:: Supplied material ::
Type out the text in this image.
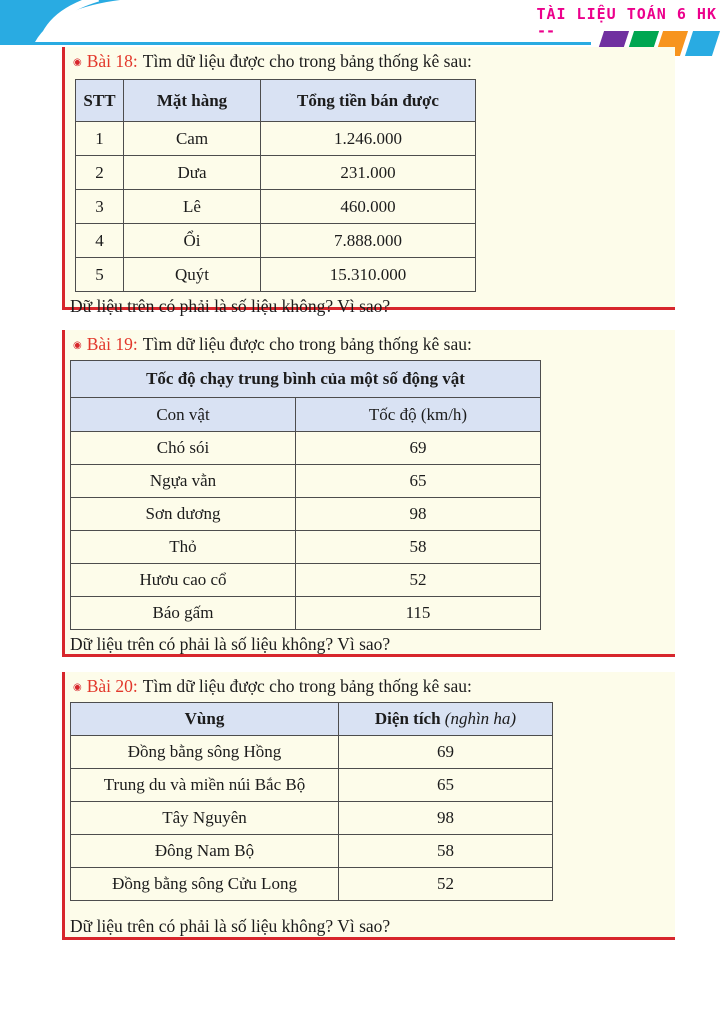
TÀI LIỆU TOÁN 6 HK
--
◉ Bài 18: Tìm dữ liệu được cho trong bảng thống kê sau:
STT	Mặt hàng	Tổng tiền bán được
1	Cam	1.246.000
2	Dưa	231.000
3	Lê	460.000
4	Ổi	7.888.000
5	Quýt	15.310.000
Dữ liệu trên có phải là số liệu không? Vì sao?
◉ Bài 19: Tìm dữ liệu được cho trong bảng thống kê sau:
Tốc độ chạy trung bình của một số động vật	
Con vật	Tốc độ (km/h)
Chó sói	69
Ngựa vằn	65
Sơn dương	98
Thỏ	58
Hươu cao cổ	52
Báo gấm	115
Dữ liệu trên có phải là số liệu không? Vì sao?
◉ Bài 20: Tìm dữ liệu được cho trong bảng thống kê sau:
Vùng	Diện tích (nghìn ha)
Đồng bằng sông Hồng	69
Trung du và miền núi Bắc Bộ	65
Tây Nguyên	98
Đông Nam Bộ	58
Đồng bằng sông Cửu Long	52
Dữ liệu trên có phải là số liệu không? Vì sao?
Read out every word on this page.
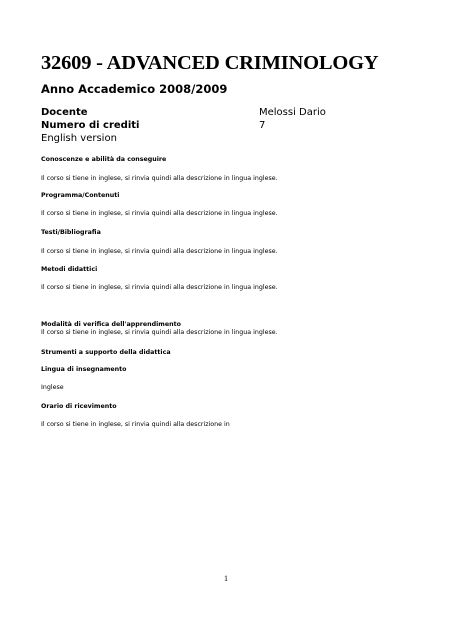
32609 - ADVANCED CRIMINOLOGY
Anno Accademico 2008/2009
Docente	Melossi Dario
Numero di crediti	7
English version
Conoscenze e abilità da conseguire
Il corso si tiene in inglese, si rinvia quindi alla descrizione in lingua inglese.
Programma/Contenuti
Il corso si tiene in inglese, si rinvia quindi alla descrizione in lingua inglese.
Testi/Bibliografia
Il corso si tiene in inglese, si rinvia quindi alla descrizione in lingua inglese.
Metodi didattici
Il corso si tiene in inglese, si rinvia quindi alla descrizione in lingua inglese.
Modalità di verifica dell'apprendimento
Il corso si tiene in inglese, si rinvia quindi alla descrizione in lingua inglese.
Strumenti a supporto della didattica
Lingua di insegnamento
Inglese
Orario di ricevimento
Il corso si tiene in inglese, si rinvia quindi alla descrizione in
1
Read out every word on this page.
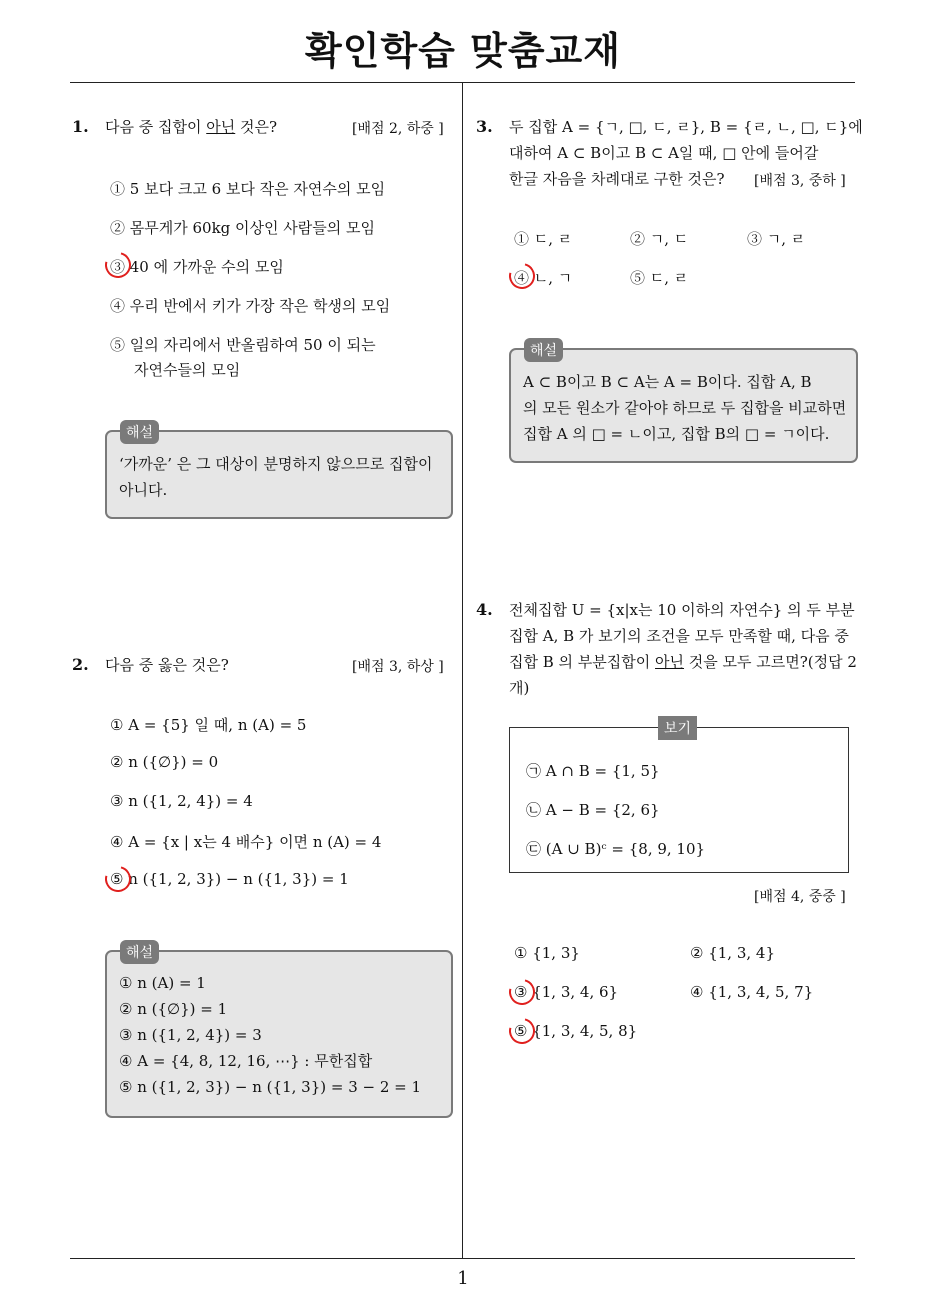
확인학습 맞춤교재
1. 다음 중 집합이 아닌 것은?	[배점 2, 하중 ]
① 5 보다 크고 6 보다 작은 자연수의 모임
② 몸무게가 60kg 이상인 사람들의 모임
③ 40 에 가까운 수의 모임
④ 우리 반에서 키가 가장 작은 학생의 모임
⑤ 일의 자리에서 반올림하여 50 이 되는
자연수들의 모임
‘가까운’ 은 그 대상이 분명하지 않으므로 집합이
아니다.
해설
2. 다음 중 옳은 것은?	[배점 3, 하상 ]
① A = {5} 일 때, n (A) = 5
② n ({∅}) = 0
③ n ({1, 2, 4}) = 4
④ A = {x | x는 4 배수} 이면 n (A) = 4
⑤ n ({1, 2, 3}) − n ({1, 3}) = 1
① n (A) = 1
② n ({∅}) = 1
③ n ({1, 2, 4}) = 3
④ A = {4, 8, 12, 16, ⋯} : 무한집합
⑤ n ({1, 2, 3}) − n ({1, 3}) = 3 − 2 = 1
해설
3. 두 집합 A = {ㄱ, □, ㄷ, ㄹ}, B = {ㄹ, ㄴ, □, ㄷ}에
대하여 A ⊂ B이고 B ⊂ A일 때, □ 안에 들어갈
한글 자음을 차례대로 구한 것은?	[배점 3, 중하 ]
① ㄷ, ㄹ	② ㄱ, ㄷ	③ ㄱ, ㄹ
④ ㄴ, ㄱ	⑤ ㄷ, ㄹ
A ⊂ B이고 B ⊂ A는 A = B이다. 집합 A, B
의 모든 원소가 같아야 하므로 두 집합을 비교하면
집합 A 의 □ = ㄴ이고, 집합 B의 □ = ㄱ이다.
해설
4. 전체집합 U = {x|x는 10 이하의 자연수} 의 두 부분
집합 A, B 가 보기의 조건을 모두 만족할 때, 다음 중
집합 B 의 부분집합이 아닌 것을 모두 고르면?(정답 2
개)
㉠ A ∩ B = {1, 5}
㉡ A − B = {2, 6}
㉢ (A ∪ B)ᶜ = {8, 9, 10}
보기
[배점 4, 중중 ]
① {1, 3}	② {1, 3, 4}
③ {1, 3, 4, 6}	④ {1, 3, 4, 5, 7}
⑤ {1, 3, 4, 5, 8}
1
:::
Direction: Omit the images and transcribe all of the records above word for word.

Exercise output:
Type out the text in this image.
TÀI LIỆU TOÁN 6 HK
--
◉ Bài 18: Tìm dữ liệu được cho trong bảng thống kê sau:
STT	Mặt hàng	Tổng tiền bán được
1	Cam	1.246.000
2	Dưa	231.000
3	Lê	460.000
4	Ổi	7.888.000
5	Quýt	15.310.000
Dữ liệu trên có phải là số liệu không? Vì sao?
◉ Bài 19: Tìm dữ liệu được cho trong bảng thống kê sau:
Tốc độ chạy trung bình của một số động vật	
Con vật	Tốc độ (km/h)
Chó sói	69
Ngựa vằn	65
Sơn dương	98
Thỏ	58
Hươu cao cổ	52
Báo gấm	115
Dữ liệu trên có phải là số liệu không? Vì sao?
◉ Bài 20: Tìm dữ liệu được cho trong bảng thống kê sau:
Vùng	Diện tích (nghìn ha)
Đồng bằng sông Hồng	69
Trung du và miền núi Bắc Bộ	65
Tây Nguyên	98
Đông Nam Bộ	58
Đồng bằng sông Cửu Long	52
Dữ liệu trên có phải là số liệu không? Vì sao?
Read out every word on this page.
32609 - ADVANCED CRIMINOLOGY
Anno Accademico 2008/2009
Docente	Melossi Dario
Numero di crediti	7
English version
Conoscenze e abilità da conseguire
Il corso si tiene in inglese, si rinvia quindi alla descrizione in lingua inglese.
Programma/Contenuti
Il corso si tiene in inglese, si rinvia quindi alla descrizione in lingua inglese.
Testi/Bibliografia
Il corso si tiene in inglese, si rinvia quindi alla descrizione in lingua inglese.
Metodi didattici
Il corso si tiene in inglese, si rinvia quindi alla descrizione in lingua inglese.
Modalità di verifica dell'apprendimento
Il corso si tiene in inglese, si rinvia quindi alla descrizione in lingua inglese.
Strumenti a supporto della didattica
Lingua di insegnamento
Inglese
Orario di ricevimento
Il corso si tiene in inglese, si rinvia quindi alla descrizione in
1
Read out every word on this page.
확인학습 맞춤교재
1. 다음 중 집합이 아닌 것은?	[배점 2, 하중 ]
① 5 보다 크고 6 보다 작은 자연수의 모임
② 몸무게가 60kg 이상인 사람들의 모임
③ 40 에 가까운 수의 모임
④ 우리 반에서 키가 가장 작은 학생의 모임
⑤ 일의 자리에서 반올림하여 50 이 되는
자연수들의 모임
‘가까운’ 은 그 대상이 분명하지 않으므로 집합이
아니다.
해설
2. 다음 중 옳은 것은?	[배점 3, 하상 ]
① A = {5} 일 때, n (A) = 5
② n ({∅}) = 0
③ n ({1, 2, 4}) = 4
④ A = {x | x는 4 배수} 이면 n (A) = 4
⑤ n ({1, 2, 3}) − n ({1, 3}) = 1
① n (A) = 1
② n ({∅}) = 1
③ n ({1, 2, 4}) = 3
④ A = {4, 8, 12, 16, ⋯} : 무한집합
⑤ n ({1, 2, 3}) − n ({1, 3}) = 3 − 2 = 1
해설
3. 두 집합 A = {ㄱ, □, ㄷ, ㄹ}, B = {ㄹ, ㄴ, □, ㄷ}에
대하여 A ⊂ B이고 B ⊂ A일 때, □ 안에 들어갈
한글 자음을 차례대로 구한 것은?	[배점 3, 중하 ]
① ㄷ, ㄹ	② ㄱ, ㄷ	③ ㄱ, ㄹ
④ ㄴ, ㄱ	⑤ ㄷ, ㄹ
A ⊂ B이고 B ⊂ A는 A = B이다. 집합 A, B
의 모든 원소가 같아야 하므로 두 집합을 비교하면
집합 A 의 □ = ㄴ이고, 집합 B의 □ = ㄱ이다.
해설
4. 전체집합 U = {x|x는 10 이하의 자연수} 의 두 부분
집합 A, B 가 보기의 조건을 모두 만족할 때, 다음 중
집합 B 의 부분집합이 아닌 것을 모두 고르면?(정답 2
개)
㉠ A ∩ B = {1, 5}
㉡ A − B = {2, 6}
㉢ (A ∪ B)ᶜ = {8, 9, 10}
보기
[배점 4, 중중 ]
① {1, 3}	② {1, 3, 4}
③ {1, 3, 4, 6}	④ {1, 3, 4, 5, 7}
⑤ {1, 3, 4, 5, 8}
1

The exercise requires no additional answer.